TASK PROMPT
Select the lines of the records containing the word "text" and list them.

— START OF EXCERPTED RECORDS —

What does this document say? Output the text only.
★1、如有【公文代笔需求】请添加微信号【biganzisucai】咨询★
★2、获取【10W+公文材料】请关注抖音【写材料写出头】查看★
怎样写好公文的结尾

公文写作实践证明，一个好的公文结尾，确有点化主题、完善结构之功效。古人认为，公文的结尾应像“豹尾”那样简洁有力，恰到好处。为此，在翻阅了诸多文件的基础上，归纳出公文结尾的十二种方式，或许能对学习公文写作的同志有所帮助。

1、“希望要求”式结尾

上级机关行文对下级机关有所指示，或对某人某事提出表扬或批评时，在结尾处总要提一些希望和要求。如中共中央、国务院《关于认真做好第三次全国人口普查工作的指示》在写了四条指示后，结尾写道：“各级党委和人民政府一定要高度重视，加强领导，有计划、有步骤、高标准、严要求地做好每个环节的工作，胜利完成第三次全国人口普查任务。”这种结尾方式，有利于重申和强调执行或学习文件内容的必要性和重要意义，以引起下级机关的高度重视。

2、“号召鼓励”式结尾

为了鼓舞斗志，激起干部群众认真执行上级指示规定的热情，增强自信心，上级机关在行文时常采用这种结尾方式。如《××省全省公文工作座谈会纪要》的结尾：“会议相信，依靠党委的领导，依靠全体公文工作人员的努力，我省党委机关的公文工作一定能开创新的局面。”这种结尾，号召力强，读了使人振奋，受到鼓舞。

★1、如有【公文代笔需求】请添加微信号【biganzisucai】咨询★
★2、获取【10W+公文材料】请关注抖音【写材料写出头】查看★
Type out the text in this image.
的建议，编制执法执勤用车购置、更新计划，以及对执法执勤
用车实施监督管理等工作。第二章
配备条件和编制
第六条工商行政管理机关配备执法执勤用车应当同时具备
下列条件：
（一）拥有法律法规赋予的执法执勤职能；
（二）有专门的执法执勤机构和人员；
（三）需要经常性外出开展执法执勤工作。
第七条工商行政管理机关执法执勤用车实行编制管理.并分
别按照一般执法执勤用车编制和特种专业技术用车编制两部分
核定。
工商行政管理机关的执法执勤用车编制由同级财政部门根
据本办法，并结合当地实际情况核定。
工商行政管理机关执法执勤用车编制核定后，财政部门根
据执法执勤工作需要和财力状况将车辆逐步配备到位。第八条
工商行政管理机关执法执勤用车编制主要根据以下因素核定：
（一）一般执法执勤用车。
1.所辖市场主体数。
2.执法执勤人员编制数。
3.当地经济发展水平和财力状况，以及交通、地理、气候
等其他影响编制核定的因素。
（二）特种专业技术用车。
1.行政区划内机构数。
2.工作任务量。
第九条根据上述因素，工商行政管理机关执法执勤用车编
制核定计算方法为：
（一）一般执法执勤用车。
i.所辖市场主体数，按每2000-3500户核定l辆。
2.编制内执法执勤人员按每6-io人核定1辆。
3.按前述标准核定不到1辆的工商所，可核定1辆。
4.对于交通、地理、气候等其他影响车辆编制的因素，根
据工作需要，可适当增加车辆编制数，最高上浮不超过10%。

— END OF EXCERPTED RECORDS —

REPLY TO THE TASK
What does this document say? Output the text only.
Type out the text in this image.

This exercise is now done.